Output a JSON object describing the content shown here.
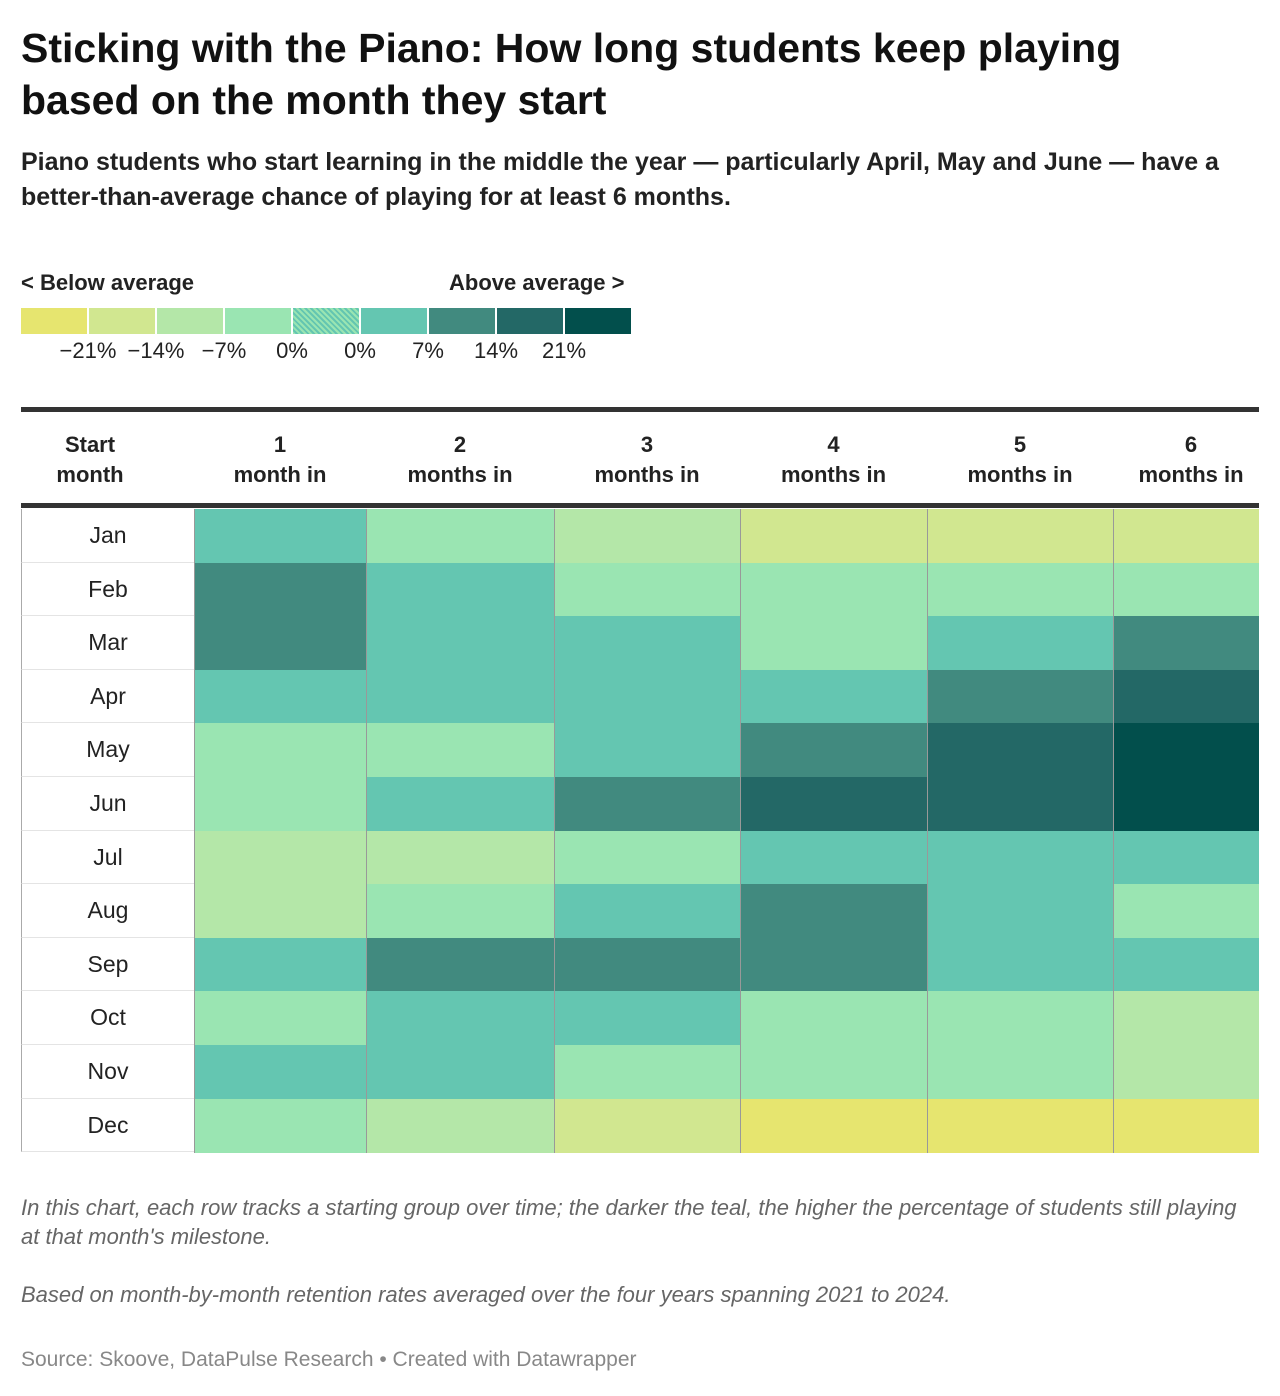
{
  "title": "Sticking with the Piano: How long students keep playing based on the month they start",
  "subtitle": "Piano students who start learning in the middle the year — particularly April, May and June — have a better-than-average chance of playing for at least 6 months.",
  "legend": {
    "left_label": "< Below average",
    "right_label": "Above average >",
    "colors": [
      "#e6e56f",
      "#d1e790",
      "#b4e7a8",
      "#9ae5b2",
      "pattern",
      "#64c6b1",
      "#418a7f",
      "#236866",
      "#024f4c"
    ],
    "ticks": [
      "−21%",
      "−14%",
      "−7%",
      "0%",
      "0%",
      "7%",
      "14%",
      "21%"
    ]
  },
  "chart_data": {
    "type": "heatmap",
    "title": "Sticking with the Piano: How long students keep playing based on the month they start",
    "row_header": "Start month",
    "columns": [
      "1 month in",
      "2 months in",
      "3 months in",
      "4 months in",
      "5 months in",
      "6 months in"
    ],
    "column_numbers": [
      "1",
      "2",
      "3",
      "4",
      "5",
      "6"
    ],
    "column_words": [
      "month in",
      "months in",
      "months in",
      "months in",
      "months in",
      "months in"
    ],
    "rows": [
      "Jan",
      "Feb",
      "Mar",
      "Apr",
      "May",
      "Jun",
      "Jul",
      "Aug",
      "Sep",
      "Oct",
      "Nov",
      "Dec"
    ],
    "value_note": "values are legend bin indices (0 = most below average, 8 = most above average)",
    "bins": [
      [
        5,
        3,
        2,
        1,
        1,
        1
      ],
      [
        6,
        5,
        3,
        3,
        3,
        3
      ],
      [
        6,
        5,
        5,
        3,
        5,
        6
      ],
      [
        5,
        5,
        5,
        5,
        6,
        7
      ],
      [
        3,
        3,
        5,
        6,
        7,
        8
      ],
      [
        3,
        5,
        6,
        7,
        7,
        8
      ],
      [
        2,
        2,
        3,
        5,
        5,
        5
      ],
      [
        2,
        3,
        5,
        6,
        5,
        3
      ],
      [
        5,
        6,
        6,
        6,
        5,
        5
      ],
      [
        3,
        5,
        5,
        3,
        3,
        2
      ],
      [
        5,
        5,
        3,
        3,
        3,
        2
      ],
      [
        3,
        2,
        1,
        0,
        0,
        0
      ]
    ]
  },
  "notes": [
    "In this chart, each row tracks a starting group over time; the darker the teal, the higher the percentage of students still playing at that month's milestone.",
    "Based on month-by-month retention rates averaged over the four years spanning 2021 to 2024."
  ],
  "source": "Source: Skoove, DataPulse Research • Created with Datawrapper"
}
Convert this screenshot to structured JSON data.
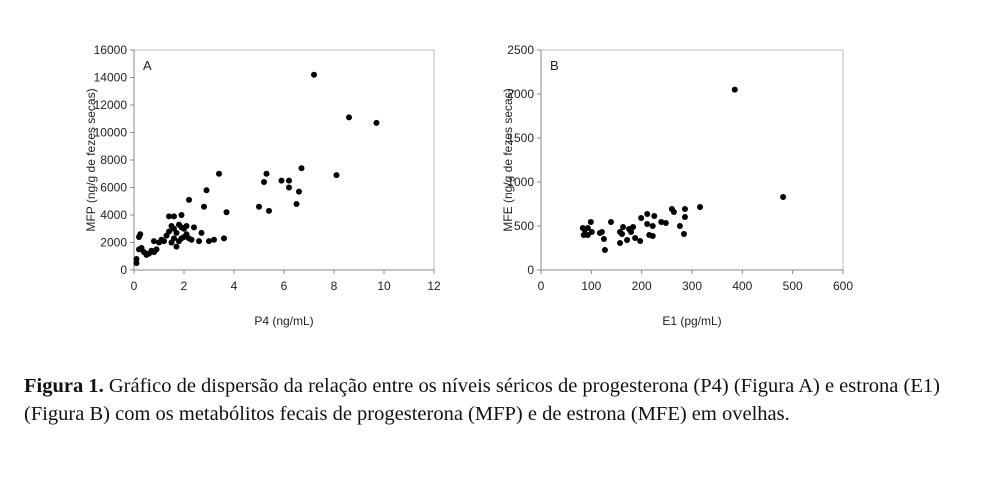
{
  "chart_data": [
    {
      "type": "scatter",
      "panel_label": "A",
      "xlabel": "P4 (ng/mL)",
      "ylabel": "MFP (ng/g de fezes secas)",
      "xlim": [
        0,
        12
      ],
      "ylim": [
        0,
        16000
      ],
      "xticks": [
        0,
        2,
        4,
        6,
        8,
        10,
        12
      ],
      "yticks": [
        0,
        2000,
        4000,
        6000,
        8000,
        10000,
        12000,
        14000,
        16000
      ],
      "grid": false,
      "points": [
        [
          7.2,
          14200
        ],
        [
          8.6,
          11100
        ],
        [
          9.7,
          10700
        ],
        [
          8.1,
          6900
        ],
        [
          6.7,
          7400
        ],
        [
          5.3,
          7000
        ],
        [
          5.2,
          6400
        ],
        [
          5.9,
          6500
        ],
        [
          6.2,
          6500
        ],
        [
          6.2,
          6000
        ],
        [
          6.6,
          5700
        ],
        [
          6.5,
          4800
        ],
        [
          5.0,
          4600
        ],
        [
          5.4,
          4300
        ],
        [
          3.4,
          7000
        ],
        [
          2.9,
          5800
        ],
        [
          2.2,
          5100
        ],
        [
          2.8,
          4600
        ],
        [
          3.7,
          4200
        ],
        [
          3.6,
          2300
        ],
        [
          3.2,
          2200
        ],
        [
          3.0,
          2100
        ],
        [
          2.6,
          2100
        ],
        [
          2.3,
          2200
        ],
        [
          2.7,
          2700
        ],
        [
          2.4,
          3100
        ],
        [
          1.6,
          3900
        ],
        [
          1.9,
          4000
        ],
        [
          1.4,
          3900
        ],
        [
          2.1,
          3200
        ],
        [
          0.1,
          500
        ],
        [
          0.1,
          800
        ],
        [
          0.2,
          1500
        ],
        [
          0.2,
          2400
        ],
        [
          0.25,
          2600
        ],
        [
          0.3,
          1600
        ],
        [
          0.4,
          1300
        ],
        [
          0.6,
          1200
        ],
        [
          0.8,
          1300
        ],
        [
          0.9,
          1500
        ],
        [
          1.0,
          2000
        ],
        [
          0.8,
          2100
        ],
        [
          1.1,
          2200
        ],
        [
          1.3,
          2500
        ],
        [
          1.4,
          2800
        ],
        [
          1.5,
          3200
        ],
        [
          1.6,
          3000
        ],
        [
          1.7,
          2700
        ],
        [
          1.8,
          3300
        ],
        [
          1.9,
          3100
        ],
        [
          2.0,
          3000
        ],
        [
          2.1,
          2600
        ],
        [
          1.9,
          2300
        ],
        [
          1.6,
          2300
        ],
        [
          1.7,
          1700
        ],
        [
          1.5,
          2000
        ],
        [
          2.2,
          2300
        ],
        [
          1.2,
          2100
        ],
        [
          0.5,
          1100
        ],
        [
          0.7,
          1400
        ],
        [
          1.8,
          2100
        ],
        [
          2.0,
          2400
        ]
      ]
    },
    {
      "type": "scatter",
      "panel_label": "B",
      "xlabel": "E1 (pg/mL)",
      "ylabel": "MFE (ng/g de fezes secas)",
      "xlim": [
        0,
        600
      ],
      "ylim": [
        0,
        2500
      ],
      "xticks": [
        0,
        100,
        200,
        300,
        400,
        500,
        600
      ],
      "yticks": [
        0,
        500,
        1000,
        1500,
        2000,
        2500
      ],
      "grid": false,
      "points": [
        [
          385,
          2050
        ],
        [
          481,
          830
        ],
        [
          316,
          716
        ],
        [
          286,
          693
        ],
        [
          286,
          602
        ],
        [
          284,
          409
        ],
        [
          276,
          500
        ],
        [
          260,
          693
        ],
        [
          264,
          659
        ],
        [
          248,
          534
        ],
        [
          239,
          545
        ],
        [
          225,
          614
        ],
        [
          211,
          636
        ],
        [
          199,
          591
        ],
        [
          211,
          523
        ],
        [
          222,
          500
        ],
        [
          222,
          386
        ],
        [
          215,
          398
        ],
        [
          197,
          330
        ],
        [
          187,
          364
        ],
        [
          179,
          432
        ],
        [
          183,
          489
        ],
        [
          175,
          466
        ],
        [
          171,
          341
        ],
        [
          157,
          307
        ],
        [
          163,
          489
        ],
        [
          157,
          432
        ],
        [
          161,
          409
        ],
        [
          139,
          545
        ],
        [
          127,
          227
        ],
        [
          125,
          352
        ],
        [
          121,
          432
        ],
        [
          117,
          420
        ],
        [
          99,
          545
        ],
        [
          93,
          477
        ],
        [
          87,
          455
        ],
        [
          85,
          398
        ],
        [
          93,
          398
        ],
        [
          101,
          432
        ],
        [
          83,
          477
        ]
      ]
    }
  ],
  "caption": {
    "label": "Figura 1.",
    "text": " Gráfico de dispersão da relação entre os níveis séricos de progesterona (P4) (Figura A) e estrona (E1) (Figura B) com os metabólitos fecais de progesterona (MFP) e de estrona (MFE) em ovelhas."
  }
}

What to work on: Without the images, write out each line of the data verbatim.

Answer:
Output a JSON object describing the content shown here.
{
  "title": "Sticking with the Piano: How long students keep playing based on the month they start",
  "subtitle": "Piano students who start learning in the middle the year — particularly April, May and June — have a better-than-average chance of playing for at least 6 months.",
  "legend": {
    "left_label": "< Below average",
    "right_label": "Above average >",
    "colors": [
      "#e6e56f",
      "#d1e790",
      "#b4e7a8",
      "#9ae5b2",
      "pattern",
      "#64c6b1",
      "#418a7f",
      "#236866",
      "#024f4c"
    ],
    "ticks": [
      "−21%",
      "−14%",
      "−7%",
      "0%",
      "0%",
      "7%",
      "14%",
      "21%"
    ]
  },
  "chart_data": {
    "type": "heatmap",
    "title": "Sticking with the Piano: How long students keep playing based on the month they start",
    "row_header": "Start month",
    "columns": [
      "1 month in",
      "2 months in",
      "3 months in",
      "4 months in",
      "5 months in",
      "6 months in"
    ],
    "column_numbers": [
      "1",
      "2",
      "3",
      "4",
      "5",
      "6"
    ],
    "column_words": [
      "month in",
      "months in",
      "months in",
      "months in",
      "months in",
      "months in"
    ],
    "rows": [
      "Jan",
      "Feb",
      "Mar",
      "Apr",
      "May",
      "Jun",
      "Jul",
      "Aug",
      "Sep",
      "Oct",
      "Nov",
      "Dec"
    ],
    "value_note": "values are legend bin indices (0 = most below average, 8 = most above average)",
    "bins": [
      [
        5,
        3,
        2,
        1,
        1,
        1
      ],
      [
        6,
        5,
        3,
        3,
        3,
        3
      ],
      [
        6,
        5,
        5,
        3,
        5,
        6
      ],
      [
        5,
        5,
        5,
        5,
        6,
        7
      ],
      [
        3,
        3,
        5,
        6,
        7,
        8
      ],
      [
        3,
        5,
        6,
        7,
        7,
        8
      ],
      [
        2,
        2,
        3,
        5,
        5,
        5
      ],
      [
        2,
        3,
        5,
        6,
        5,
        3
      ],
      [
        5,
        6,
        6,
        6,
        5,
        5
      ],
      [
        3,
        5,
        5,
        3,
        3,
        2
      ],
      [
        5,
        5,
        3,
        3,
        3,
        2
      ],
      [
        3,
        2,
        1,
        0,
        0,
        0
      ]
    ]
  },
  "notes": [
    "In this chart, each row tracks a starting group over time; the darker the teal, the higher the percentage of students still playing at that month's milestone.",
    "Based on month-by-month retention rates averaged over the four years spanning 2021 to 2024."
  ],
  "source": "Source: Skoove, DataPulse Research • Created with Datawrapper"
}
Convert this screenshot to structured JSON data.
{
  "chart_data": [
    {
      "type": "scatter",
      "panel_label": "A",
      "xlabel": "P4 (ng/mL)",
      "ylabel": "MFP (ng/g de fezes secas)",
      "xlim": [
        0,
        12
      ],
      "ylim": [
        0,
        16000
      ],
      "xticks": [
        0,
        2,
        4,
        6,
        8,
        10,
        12
      ],
      "yticks": [
        0,
        2000,
        4000,
        6000,
        8000,
        10000,
        12000,
        14000,
        16000
      ],
      "grid": false,
      "points": [
        [
          7.2,
          14200
        ],
        [
          8.6,
          11100
        ],
        [
          9.7,
          10700
        ],
        [
          8.1,
          6900
        ],
        [
          6.7,
          7400
        ],
        [
          5.3,
          7000
        ],
        [
          5.2,
          6400
        ],
        [
          5.9,
          6500
        ],
        [
          6.2,
          6500
        ],
        [
          6.2,
          6000
        ],
        [
          6.6,
          5700
        ],
        [
          6.5,
          4800
        ],
        [
          5.0,
          4600
        ],
        [
          5.4,
          4300
        ],
        [
          3.4,
          7000
        ],
        [
          2.9,
          5800
        ],
        [
          2.2,
          5100
        ],
        [
          2.8,
          4600
        ],
        [
          3.7,
          4200
        ],
        [
          3.6,
          2300
        ],
        [
          3.2,
          2200
        ],
        [
          3.0,
          2100
        ],
        [
          2.6,
          2100
        ],
        [
          2.3,
          2200
        ],
        [
          2.7,
          2700
        ],
        [
          2.4,
          3100
        ],
        [
          1.6,
          3900
        ],
        [
          1.9,
          4000
        ],
        [
          1.4,
          3900
        ],
        [
          2.1,
          3200
        ],
        [
          0.1,
          500
        ],
        [
          0.1,
          800
        ],
        [
          0.2,
          1500
        ],
        [
          0.2,
          2400
        ],
        [
          0.25,
          2600
        ],
        [
          0.3,
          1600
        ],
        [
          0.4,
          1300
        ],
        [
          0.6,
          1200
        ],
        [
          0.8,
          1300
        ],
        [
          0.9,
          1500
        ],
        [
          1.0,
          2000
        ],
        [
          0.8,
          2100
        ],
        [
          1.1,
          2200
        ],
        [
          1.3,
          2500
        ],
        [
          1.4,
          2800
        ],
        [
          1.5,
          3200
        ],
        [
          1.6,
          3000
        ],
        [
          1.7,
          2700
        ],
        [
          1.8,
          3300
        ],
        [
          1.9,
          3100
        ],
        [
          2.0,
          3000
        ],
        [
          2.1,
          2600
        ],
        [
          1.9,
          2300
        ],
        [
          1.6,
          2300
        ],
        [
          1.7,
          1700
        ],
        [
          1.5,
          2000
        ],
        [
          2.2,
          2300
        ],
        [
          1.2,
          2100
        ],
        [
          0.5,
          1100
        ],
        [
          0.7,
          1400
        ],
        [
          1.8,
          2100
        ],
        [
          2.0,
          2400
        ]
      ]
    },
    {
      "type": "scatter",
      "panel_label": "B",
      "xlabel": "E1 (pg/mL)",
      "ylabel": "MFE (ng/g de fezes secas)",
      "xlim": [
        0,
        600
      ],
      "ylim": [
        0,
        2500
      ],
      "xticks": [
        0,
        100,
        200,
        300,
        400,
        500,
        600
      ],
      "yticks": [
        0,
        500,
        1000,
        1500,
        2000,
        2500
      ],
      "grid": false,
      "points": [
        [
          385,
          2050
        ],
        [
          481,
          830
        ],
        [
          316,
          716
        ],
        [
          286,
          693
        ],
        [
          286,
          602
        ],
        [
          284,
          409
        ],
        [
          276,
          500
        ],
        [
          260,
          693
        ],
        [
          264,
          659
        ],
        [
          248,
          534
        ],
        [
          239,
          545
        ],
        [
          225,
          614
        ],
        [
          211,
          636
        ],
        [
          199,
          591
        ],
        [
          211,
          523
        ],
        [
          222,
          500
        ],
        [
          222,
          386
        ],
        [
          215,
          398
        ],
        [
          197,
          330
        ],
        [
          187,
          364
        ],
        [
          179,
          432
        ],
        [
          183,
          489
        ],
        [
          175,
          466
        ],
        [
          171,
          341
        ],
        [
          157,
          307
        ],
        [
          163,
          489
        ],
        [
          157,
          432
        ],
        [
          161,
          409
        ],
        [
          139,
          545
        ],
        [
          127,
          227
        ],
        [
          125,
          352
        ],
        [
          121,
          432
        ],
        [
          117,
          420
        ],
        [
          99,
          545
        ],
        [
          93,
          477
        ],
        [
          87,
          455
        ],
        [
          85,
          398
        ],
        [
          93,
          398
        ],
        [
          101,
          432
        ],
        [
          83,
          477
        ]
      ]
    }
  ],
  "caption": {
    "label": "Figura 1.",
    "text": " Gráfico de dispersão da relação entre os níveis séricos de progesterona (P4) (Figura A) e estrona (E1) (Figura B) com os metabólitos fecais de progesterona (MFP) e de estrona (MFE) em ovelhas."
  }
}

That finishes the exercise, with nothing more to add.